_Instructions for the task_
Reproduce all of the entries with every occurrence of "x-tick-label" renamed to "category-label" and everything else unchanged, omitting the pictures.

_Records provided_

══════════

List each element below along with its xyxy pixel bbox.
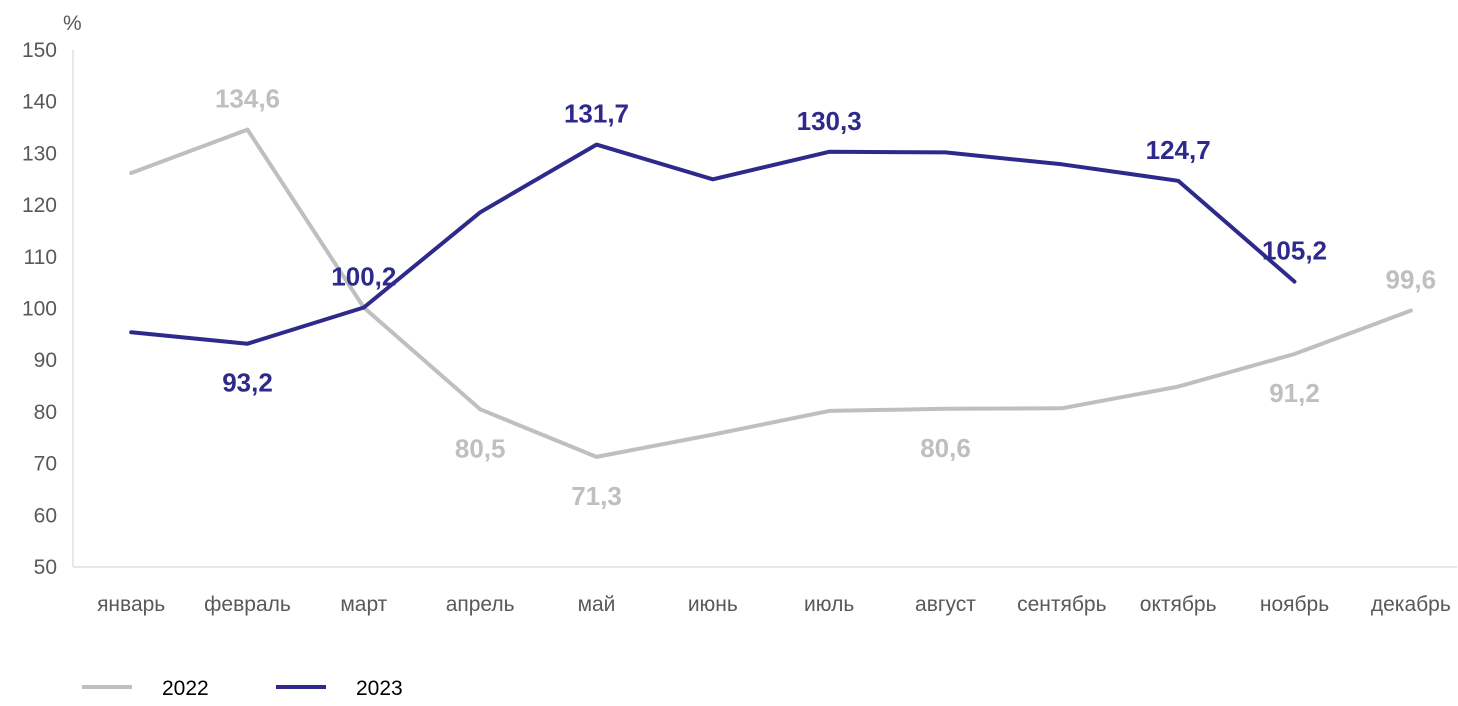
x-tick-label: май [578,593,616,616]
y-tick-label: 130 [22,142,57,165]
y-tick-label: 80 [34,401,57,424]
legend-label: 2022 [162,677,209,700]
series-line-2022 [129,127,1413,459]
data-label: 99,6 [1386,265,1437,295]
y-axis-unit: % [63,12,82,35]
x-axis-ticks: январь февраль март апрель май июнь июль август… [97,593,1451,616]
x-tick-label: август [915,593,976,616]
x-tick-label: март [340,593,387,616]
y-tick-label: 60 [34,504,57,527]
data-label: 93,2 [222,368,273,398]
data-label: 134,6 [215,84,280,114]
y-tick-label: 150 [22,39,57,62]
y-tick-label: 120 [22,194,57,217]
data-label: 124,7 [1146,135,1211,165]
data-label: 71,3 [571,481,622,511]
y-tick-label: 110 [24,246,57,269]
x-tick-label: декабрь [1371,593,1451,616]
legend: 2022 2023 [82,677,403,700]
x-tick-label: октябрь [1140,593,1217,616]
x-tick-label: июль [804,593,854,616]
y-tick-label: 90 [34,349,57,372]
data-labels: 134,6 80,5 71,3 80,6 91,2 99,6 93,2 100,2 131,7 1… [215,84,1436,511]
x-tick-label: февраль [204,593,291,616]
y-tick-label: 140 [22,91,57,114]
x-tick-label: январь [97,593,165,616]
x-tick-label: ноябрь [1260,593,1329,616]
data-label: 91,2 [1269,378,1320,408]
data-label: 105,2 [1262,236,1327,266]
y-axis-ticks: 50 60 70 80 90 100 110 120 130 140 150 [22,39,57,579]
data-label: 130,3 [797,106,862,136]
x-tick-label: апрель [446,593,515,616]
y-tick-label: 50 [34,556,57,579]
data-label: 80,5 [455,433,506,463]
data-label: 100,2 [331,261,396,291]
x-tick-label: июнь [688,593,738,616]
y-tick-label: 100 [22,298,57,321]
series-line-2023 [129,142,1297,346]
data-label: 131,7 [564,99,629,129]
data-label: 80,6 [920,433,971,463]
x-tick-label: сентябрь [1017,593,1106,616]
series-layer [129,127,1413,459]
y-tick-label: 70 [34,453,57,476]
legend-label: 2023 [356,677,403,700]
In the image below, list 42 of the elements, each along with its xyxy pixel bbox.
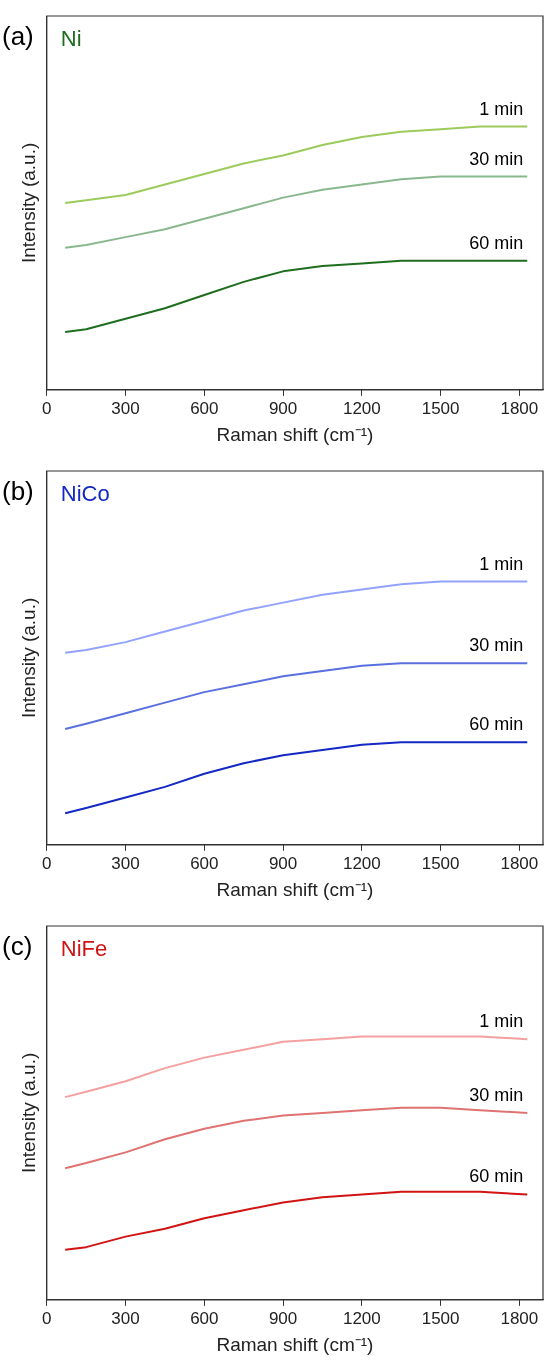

══════════

_Solution_
List each element below along with its xyxy pixel bbox.
category-label: май [578,593,616,616]
y-tick-label: 130 [22,142,57,165]
y-tick-label: 80 [34,401,57,424]
legend-label: 2022 [162,677,209,700]
series-line-2022 [129,127,1413,459]
data-label: 99,6 [1386,265,1437,295]
y-axis-unit: % [63,12,82,35]
x-axis-ticks: январь февраль март апрель май июнь июль август… [97,593,1451,616]
category-label: август [915,593,976,616]
category-label: март [340,593,387,616]
y-tick-label: 60 [34,504,57,527]
data-label: 93,2 [222,368,273,398]
data-label: 134,6 [215,84,280,114]
y-tick-label: 150 [22,39,57,62]
y-tick-label: 120 [22,194,57,217]
data-label: 124,7 [1146,135,1211,165]
data-label: 71,3 [571,481,622,511]
y-tick-label: 110 [24,246,57,269]
category-label: декабрь [1371,593,1451,616]
legend: 2022 2023 [82,677,403,700]
category-label: октябрь [1140,593,1217,616]
category-label: июль [804,593,854,616]
y-tick-label: 90 [34,349,57,372]
data-labels: 134,6 80,5 71,3 80,6 91,2 99,6 93,2 100,2 131,7 1… [215,84,1436,511]
category-label: февраль [204,593,291,616]
y-tick-label: 140 [22,91,57,114]
category-label: январь [97,593,165,616]
category-label: ноябрь [1260,593,1329,616]
data-label: 91,2 [1269,378,1320,408]
data-label: 105,2 [1262,236,1327,266]
y-axis-ticks: 50 60 70 80 90 100 110 120 130 140 150 [22,39,57,579]
data-label: 130,3 [797,106,862,136]
category-label: апрель [446,593,515,616]
y-tick-label: 50 [34,556,57,579]
data-label: 80,5 [455,433,506,463]
data-label: 100,2 [331,261,396,291]
category-label: июнь [688,593,738,616]
y-tick-label: 100 [22,298,57,321]
series-line-2023 [129,142,1297,346]
data-label: 131,7 [564,99,629,129]
data-label: 80,6 [920,433,971,463]
category-label: сентябрь [1017,593,1106,616]
series-layer [129,127,1413,459]
y-tick-label: 70 [34,453,57,476]
legend-label: 2023 [356,677,403,700]
In the image below, list 42 of the elements, each along with its xyxy pixel bbox.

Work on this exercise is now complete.